> RECORD EXTRACTS

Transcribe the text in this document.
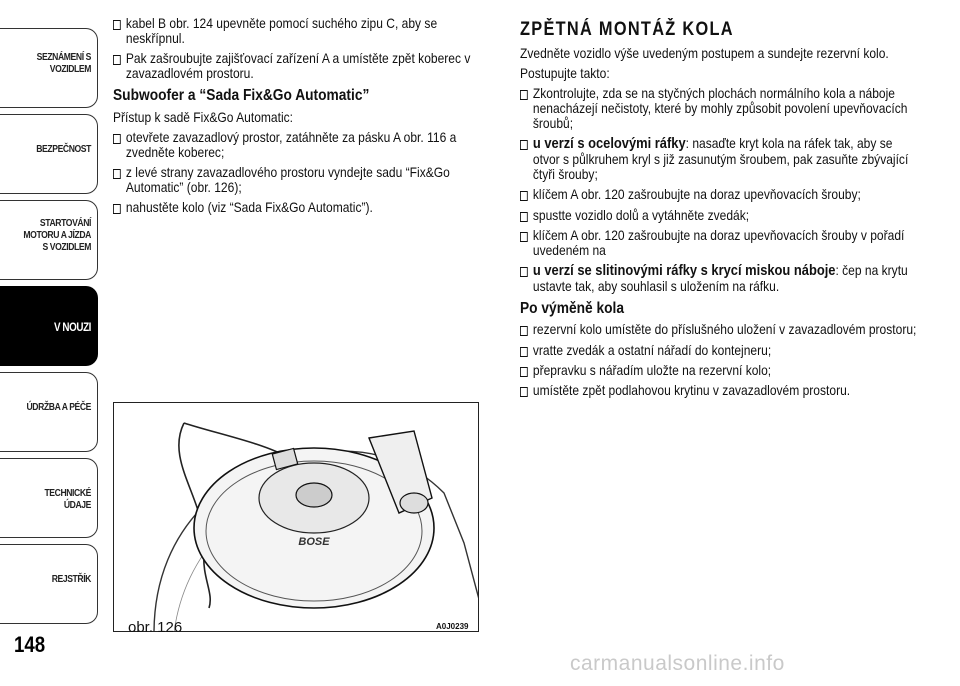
SEZNÁMENÍ S VOZIDLEM
BEZPEČNOST
STARTOVÁNÍ MOTORU A JÍZDA S VOZIDLEM
V NOUZI
ÚDRŽBA A PÉČE
TECHNICKÉ ÚDAJE
REJSTŘÍK
148

kabel B obr. 124 upevněte pomocí suchého zipu C, aby se neskřípnul.

Pak zašroubujte zajišťovací zařízení A a umístěte zpět koberec v zavazadlovém prostoru.

Subwoofer a “Sada Fix&Go Automatic”

Přístup k sadě Fix&Go Automatic:

otevřete zavazadlový prostor, zatáhněte za pásku A obr. 116 a zvedněte koberec;

z levé strany zavazadlového prostoru vyndejte sadu “Fix&Go Automatic” (obr. 126);

nahustěte kolo (viz “Sada Fix&Go Automatic”).

BOSE
obr. 126	A0J0239

ZPĚTNÁ MONTÁŽ KOLA

Zvedněte vozidlo výše uvedeným postupem a sundejte rezervní kolo.

Postupujte takto:

Zkontrolujte, zda se na styčných plochách normálního kola a náboje nenacházejí nečistoty, které by mohly způsobit povolení upevňovacích šroubů;

u verzí s ocelovými ráfky: nasaďte kryt kola na ráfek tak, aby se otvor s půlkruhem kryl s již zasunutým šroubem, pak zasuňte zbývající čtyři šrouby;

klíčem A obr. 120 zašroubujte na doraz upevňovacích šrouby;

spustte vozidlo dolů a vytáhněte zvedák;

klíčem A obr. 120 zašroubujte na doraz upevňovacích šrouby v pořadí uvedeném na

u verzí se slitinovými ráfky s krycí miskou náboje: čep na krytu ustavte tak, aby souhlasil s uložením na ráfku.

Po výměně kola

rezervní kolo umístěte do příslušného uložení v zavazadlovém prostoru;

vratte zvedák a ostatní nářadí do kontejneru;

přepravku s nářadím uložte na rezervní kolo;

umístěte zpět podlahovou krytinu v zavazadlovém prostoru.

carmanualsonline.info
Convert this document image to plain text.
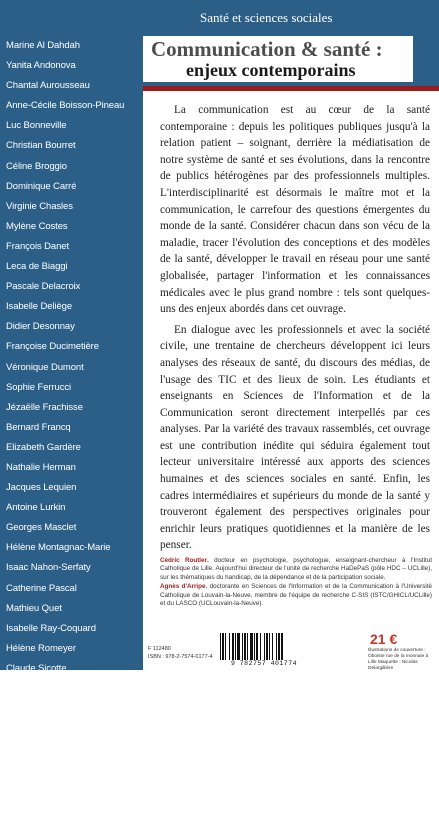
Marine Al Dahdah
Yanita Andonova
Chantal Aurousseau
Anne-Cécile Boisson-Pineau
Luc Bonneville
Christian Bourret
Céline Broggio
Dominique Carré
Virginie Chasles
Mylène Costes
François Danet
Leca de Biaggi
Pascale Delacroix
Isabelle Deliège
Didier Desonnay
Françoise Ducimetière
Véronique Dumont
Sophie Ferrucci
Jézaëlle Frachisse
Bernard Francq
Elizabeth Gardère
Nathalie Herman
Jacques Lequien
Antoine Lurkin
Georges Masclet
Hélène Montagnac-Marie
Isaac Nahon-Serfaty
Catherine Pascal
Mathieu Quet
Isabelle Ray-Coquard
Hélène Romeyer
Claude Sicotte
Jérôme Thomas
Annelise Touboul
Mireille Tremblay
Damien Vanneste
Baptiste Viaud
Elizabeth Vercher
Elgiz Yilmaz
Santé et sciences sociales
Communication & santé :
enjeux contemporains

La communication est au cœur de la santé contemporaine : depuis les politiques publiques jusqu'à la relation patient – soignant, derrière la médiatisation de notre système de santé et ses évolutions, dans la rencontre de publics hétérogènes par des professionnels multiples. L'interdisciplinarité est désormais le maître mot et la communication, le carrefour des questions émergentes du monde de la santé. Considérer chacun dans son vécu de la maladie, tracer l'évolution des conceptions et des modèles de la santé, développer le travail en réseau pour une santé globalisée, partager l'information et les connaissances médicales avec le plus grand nombre : tels sont quelques-uns des enjeux abordés dans cet ouvrage.

En dialogue avec les professionnels et avec la société civile, une trentaine de chercheurs développent ici leurs analyses des réseaux de santé, du discours des médias, de l'usage des TIC et des lieux de soin. Les étudiants et enseignants en Sciences de l'Information et de la Communication seront directement interpellés par ces analyses. Par la variété des travaux rassemblés, cet ouvrage est une contribution inédite qui séduira également tout lecteur universitaire intéressé aux apports des sciences humaines et des sciences sociales en santé. Enfin, les cadres intermédiaires et supérieurs du monde de la santé y trouveront également des perspectives originales pour enrichir leurs pratiques quotidiennes et la manière de les penser.

Cédric Routier, docteur en psychologie, psychologue, enseignant-chercheur à l'Institut Catholique de Lille. Aujourd'hui directeur de l'unité de recherche HaDePaS (pôle HDC – UCLille), sur les thématiques du handicap, de la dépendance et de la participation sociale.

Agnès d'Arripe, doctorante en Sciences de l'Information et de la Communication à l'Université Catholique de Louvain-la-Neuve, membre de l'équipe de recherche C-SIS (ISTC/GHICL/UCLille) et du LASCO (UCLouvain-la-Neuve).

F 112480
ISBN : 978-2-7574-0177-4
9 782757 401774
21 €
Illustrations de couverture : Oboiste rue de la monnaie à Lille Maquette : Nicolas Delargillière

> GIVEN REQUEST
Using the material above, gather every line that includes "Automatic".

> THE RESULT
Subwoofer a “Sada Fix&Go Automatic”
Přístup k sadě Fix&Go Automatic:
z levé strany zavazadlového prostoru vyndejte sadu “Fix&Go Automatic” (obr. 126);
nahustěte kolo (viz “Sada Fix&Go Automatic”).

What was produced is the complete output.